### AIM OF THE EXERCISE
Check each line of the material below for "Enrichment", then copy the ones that contain it.

§

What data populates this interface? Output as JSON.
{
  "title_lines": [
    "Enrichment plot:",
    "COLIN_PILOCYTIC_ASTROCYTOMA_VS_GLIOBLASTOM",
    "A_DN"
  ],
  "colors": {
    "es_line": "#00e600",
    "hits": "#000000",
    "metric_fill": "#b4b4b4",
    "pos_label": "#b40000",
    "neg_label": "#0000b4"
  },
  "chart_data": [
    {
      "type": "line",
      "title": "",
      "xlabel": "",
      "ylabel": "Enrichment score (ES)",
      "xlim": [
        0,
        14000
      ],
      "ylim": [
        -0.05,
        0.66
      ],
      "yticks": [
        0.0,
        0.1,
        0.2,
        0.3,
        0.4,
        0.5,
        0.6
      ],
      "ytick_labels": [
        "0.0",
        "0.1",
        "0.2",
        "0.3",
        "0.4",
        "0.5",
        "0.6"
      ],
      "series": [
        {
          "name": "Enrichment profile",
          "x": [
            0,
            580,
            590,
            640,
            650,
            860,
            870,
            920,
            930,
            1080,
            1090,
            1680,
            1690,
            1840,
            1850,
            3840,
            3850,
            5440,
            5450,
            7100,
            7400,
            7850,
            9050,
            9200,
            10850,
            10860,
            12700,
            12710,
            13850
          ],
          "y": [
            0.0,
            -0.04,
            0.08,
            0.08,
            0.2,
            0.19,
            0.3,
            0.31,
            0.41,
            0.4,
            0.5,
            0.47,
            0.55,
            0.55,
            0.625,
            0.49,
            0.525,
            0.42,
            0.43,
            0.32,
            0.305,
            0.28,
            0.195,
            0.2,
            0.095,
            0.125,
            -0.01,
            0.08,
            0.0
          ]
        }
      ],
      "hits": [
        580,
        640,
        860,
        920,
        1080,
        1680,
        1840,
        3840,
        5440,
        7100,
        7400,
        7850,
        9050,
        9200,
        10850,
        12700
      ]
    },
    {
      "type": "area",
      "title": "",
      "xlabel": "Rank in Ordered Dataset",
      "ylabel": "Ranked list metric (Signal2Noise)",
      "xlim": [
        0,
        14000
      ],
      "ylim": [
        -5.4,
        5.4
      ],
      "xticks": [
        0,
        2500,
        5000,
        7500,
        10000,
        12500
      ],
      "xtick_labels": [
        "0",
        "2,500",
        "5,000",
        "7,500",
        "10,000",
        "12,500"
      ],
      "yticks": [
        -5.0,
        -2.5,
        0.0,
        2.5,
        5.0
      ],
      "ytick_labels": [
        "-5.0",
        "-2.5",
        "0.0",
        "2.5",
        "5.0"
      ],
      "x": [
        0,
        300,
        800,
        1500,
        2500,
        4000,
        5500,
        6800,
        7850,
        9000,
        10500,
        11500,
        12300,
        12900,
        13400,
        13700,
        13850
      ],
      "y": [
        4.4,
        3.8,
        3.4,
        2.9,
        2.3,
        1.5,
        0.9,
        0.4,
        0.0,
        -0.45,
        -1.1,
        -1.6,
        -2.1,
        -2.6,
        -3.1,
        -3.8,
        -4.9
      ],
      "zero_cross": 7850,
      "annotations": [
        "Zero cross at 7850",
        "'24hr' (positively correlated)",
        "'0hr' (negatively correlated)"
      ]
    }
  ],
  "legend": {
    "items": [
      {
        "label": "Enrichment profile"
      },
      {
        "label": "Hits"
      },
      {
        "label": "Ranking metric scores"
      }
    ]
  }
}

§

### REPLY
    "Enrichment plot:",
      "ylabel": "Enrichment score (ES)",
          "name": "Enrichment profile",
        "label": "Enrichment profile"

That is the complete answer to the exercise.